**Provided text:**
Yes, you can write unreadable Python code. But you have to work at it.
--
Eric Lee Green er...@estinc.com
Software Engineer Visit our Web page:
Enhanced Software Technologies, Inc. http://www.estinc.com/
(602) 470-1115 voice (602) 470-1116 fax
Thomas Thiele
> Suppose you needed a file object to connect to some chunk of memory. In
> other languages, you would need to inherit from the Python file object
> in order to ensure that random functions that expect file objects would
> still work. In Python, that's completely unnecessary. It's probably a
> lot simpler to create your own class, complete with open(), close(),
> read(), and write() methods -- and because you've maintained *interface*
> consistency, you can use your new class *ANYWHERE* a file object would
> go.
> --
But there is no mechanism to ensure that the behaviour of your memfileobjectsis
like a fileobject. For instance if you don't note that you forgot to write the
write()-function.
In a worst case scenario it works for many months until a user calls a function
in which
the write() -function is needed.
David Bolen
> But there is no mechanism to ensure that the behaviour of your
> memfileobjectsis like a fileobject. For instance if you don't note
> that you forgot to write the write()-function. In a worst case
> scenario it works for many months until a user calls a function in
> which the write() -function is needed.
I think there are probably both good and bad points to this very fact.
On the bad side I agree that there is no explicit mechanism to support
the verification of interfaces (e.g., it's not like inheriting from an
abstract base class in C++ where you'll get a compiler error if you
don't provide an implementation for each method). So if you want that
validation, there's no built-in method to ensure it. You could roll
your own pretty easily with introspection and some definition of what
you needed to validate as supported by the class, but that's extra work.
On the good side, it means you aren't absolutely wedded to the
interface in cases where you know you won't need it, and can produce a
useful partial implementation to get the ball rolling. For example, I
don't have to implement every file object method to create or use an
object to replace sys.stdout - just having a "write" is enough. This
contributes to more efficiency during prototyping and interative
development. And as you continue to build out, it isn't really that
much effort to ensure that you conform to the interface.
But I do admit that some additional built-in method of indicating
interfaces supported by a class might be nice. Of course you can
probe for whatever set of functions you may need if you are the user
of the class, but it would be nice to encapsulate a set of probes
based on an interface definition - or something along those lines.

**Entries:**
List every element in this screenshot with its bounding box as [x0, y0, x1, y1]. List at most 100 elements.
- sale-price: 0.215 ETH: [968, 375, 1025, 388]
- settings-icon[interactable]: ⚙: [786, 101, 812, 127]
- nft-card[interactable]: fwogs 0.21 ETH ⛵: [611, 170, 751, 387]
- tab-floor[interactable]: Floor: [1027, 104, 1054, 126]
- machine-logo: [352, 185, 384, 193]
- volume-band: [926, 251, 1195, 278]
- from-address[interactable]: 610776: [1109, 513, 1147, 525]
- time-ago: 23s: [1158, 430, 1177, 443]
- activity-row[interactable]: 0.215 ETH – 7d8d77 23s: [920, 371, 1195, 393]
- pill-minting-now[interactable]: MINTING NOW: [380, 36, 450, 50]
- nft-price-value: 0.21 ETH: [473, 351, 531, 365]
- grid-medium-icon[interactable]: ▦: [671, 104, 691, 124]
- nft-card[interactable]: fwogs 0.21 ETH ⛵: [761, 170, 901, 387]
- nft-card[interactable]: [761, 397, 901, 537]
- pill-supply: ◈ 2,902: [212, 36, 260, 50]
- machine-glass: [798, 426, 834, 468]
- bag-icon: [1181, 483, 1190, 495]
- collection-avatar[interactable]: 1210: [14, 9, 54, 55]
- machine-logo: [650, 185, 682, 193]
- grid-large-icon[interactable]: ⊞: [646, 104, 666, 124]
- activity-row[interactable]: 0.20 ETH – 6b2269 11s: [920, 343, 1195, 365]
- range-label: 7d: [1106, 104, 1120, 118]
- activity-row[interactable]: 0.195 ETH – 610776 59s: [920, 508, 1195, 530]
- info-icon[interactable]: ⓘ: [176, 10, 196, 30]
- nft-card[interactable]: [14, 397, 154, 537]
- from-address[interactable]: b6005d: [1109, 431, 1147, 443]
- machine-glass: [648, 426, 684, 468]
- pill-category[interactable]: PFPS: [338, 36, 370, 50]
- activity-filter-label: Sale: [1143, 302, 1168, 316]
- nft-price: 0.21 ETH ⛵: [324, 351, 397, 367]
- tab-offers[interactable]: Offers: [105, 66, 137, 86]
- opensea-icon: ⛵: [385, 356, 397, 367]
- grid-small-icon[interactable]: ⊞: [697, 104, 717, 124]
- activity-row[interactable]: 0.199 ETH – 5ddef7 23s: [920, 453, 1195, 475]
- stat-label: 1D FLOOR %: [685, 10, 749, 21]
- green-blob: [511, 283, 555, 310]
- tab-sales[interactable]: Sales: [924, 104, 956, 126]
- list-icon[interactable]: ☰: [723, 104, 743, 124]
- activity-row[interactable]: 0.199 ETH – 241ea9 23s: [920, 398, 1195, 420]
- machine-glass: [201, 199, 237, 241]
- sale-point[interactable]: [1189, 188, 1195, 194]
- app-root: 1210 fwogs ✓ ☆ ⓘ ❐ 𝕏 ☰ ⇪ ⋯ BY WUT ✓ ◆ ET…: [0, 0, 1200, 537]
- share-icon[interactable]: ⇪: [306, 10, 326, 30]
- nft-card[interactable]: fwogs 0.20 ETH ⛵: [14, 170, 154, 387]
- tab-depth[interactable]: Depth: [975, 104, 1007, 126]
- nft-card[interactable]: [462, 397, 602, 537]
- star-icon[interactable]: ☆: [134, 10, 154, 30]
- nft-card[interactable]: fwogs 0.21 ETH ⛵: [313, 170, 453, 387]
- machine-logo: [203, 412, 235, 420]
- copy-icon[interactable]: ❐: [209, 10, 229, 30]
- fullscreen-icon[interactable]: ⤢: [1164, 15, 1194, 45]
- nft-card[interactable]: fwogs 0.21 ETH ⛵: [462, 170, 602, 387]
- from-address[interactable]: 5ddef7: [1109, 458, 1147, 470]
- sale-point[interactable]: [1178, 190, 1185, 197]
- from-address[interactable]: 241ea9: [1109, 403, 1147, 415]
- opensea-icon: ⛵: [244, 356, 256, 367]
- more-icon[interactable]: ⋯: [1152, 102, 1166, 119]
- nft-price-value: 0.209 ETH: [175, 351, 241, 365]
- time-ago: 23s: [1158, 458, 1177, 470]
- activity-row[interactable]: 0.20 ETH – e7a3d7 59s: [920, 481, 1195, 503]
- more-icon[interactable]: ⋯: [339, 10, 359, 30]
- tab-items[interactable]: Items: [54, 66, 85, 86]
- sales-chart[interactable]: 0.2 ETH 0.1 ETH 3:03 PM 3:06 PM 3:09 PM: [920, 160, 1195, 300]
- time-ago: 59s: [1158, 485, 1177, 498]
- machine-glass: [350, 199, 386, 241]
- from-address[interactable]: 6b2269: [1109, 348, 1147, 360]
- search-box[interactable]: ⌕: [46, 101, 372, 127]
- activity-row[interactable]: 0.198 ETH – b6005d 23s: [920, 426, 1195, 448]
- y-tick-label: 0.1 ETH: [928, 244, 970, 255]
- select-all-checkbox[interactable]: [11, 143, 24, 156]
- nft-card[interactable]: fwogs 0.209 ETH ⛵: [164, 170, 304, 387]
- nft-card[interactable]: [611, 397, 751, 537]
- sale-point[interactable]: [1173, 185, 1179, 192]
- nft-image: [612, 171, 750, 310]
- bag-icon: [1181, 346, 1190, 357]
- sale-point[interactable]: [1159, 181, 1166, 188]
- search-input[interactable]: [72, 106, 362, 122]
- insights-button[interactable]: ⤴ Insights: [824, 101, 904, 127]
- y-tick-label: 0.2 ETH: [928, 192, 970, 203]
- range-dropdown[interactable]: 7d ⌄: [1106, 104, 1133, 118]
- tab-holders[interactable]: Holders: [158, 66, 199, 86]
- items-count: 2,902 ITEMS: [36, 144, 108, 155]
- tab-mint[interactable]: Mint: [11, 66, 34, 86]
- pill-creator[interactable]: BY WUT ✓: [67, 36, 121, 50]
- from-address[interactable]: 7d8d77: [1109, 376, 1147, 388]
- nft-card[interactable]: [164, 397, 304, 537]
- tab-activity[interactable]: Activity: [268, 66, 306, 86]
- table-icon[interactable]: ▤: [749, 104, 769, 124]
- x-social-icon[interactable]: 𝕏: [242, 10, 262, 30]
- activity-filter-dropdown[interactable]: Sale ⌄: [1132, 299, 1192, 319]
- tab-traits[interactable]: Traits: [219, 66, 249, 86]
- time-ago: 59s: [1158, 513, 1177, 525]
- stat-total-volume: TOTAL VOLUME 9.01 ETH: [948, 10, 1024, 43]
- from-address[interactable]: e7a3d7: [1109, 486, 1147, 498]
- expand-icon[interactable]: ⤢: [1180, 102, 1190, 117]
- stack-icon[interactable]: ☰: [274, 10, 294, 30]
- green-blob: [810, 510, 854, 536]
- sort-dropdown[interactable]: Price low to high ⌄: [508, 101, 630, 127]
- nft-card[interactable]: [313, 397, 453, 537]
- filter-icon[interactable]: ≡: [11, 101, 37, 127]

**Directions:**
According to the forum thread, why can a homemade class with open(), close(), read() and write() methods be used anywhere a Python file object would go without inheriting from the file object?

**The completed task:**
The class keeps interface consistency with a file object because it supplies the same methods. In Python that is enough for functions that expect file objects to keep working, so inheriting from the file object is unnecessary.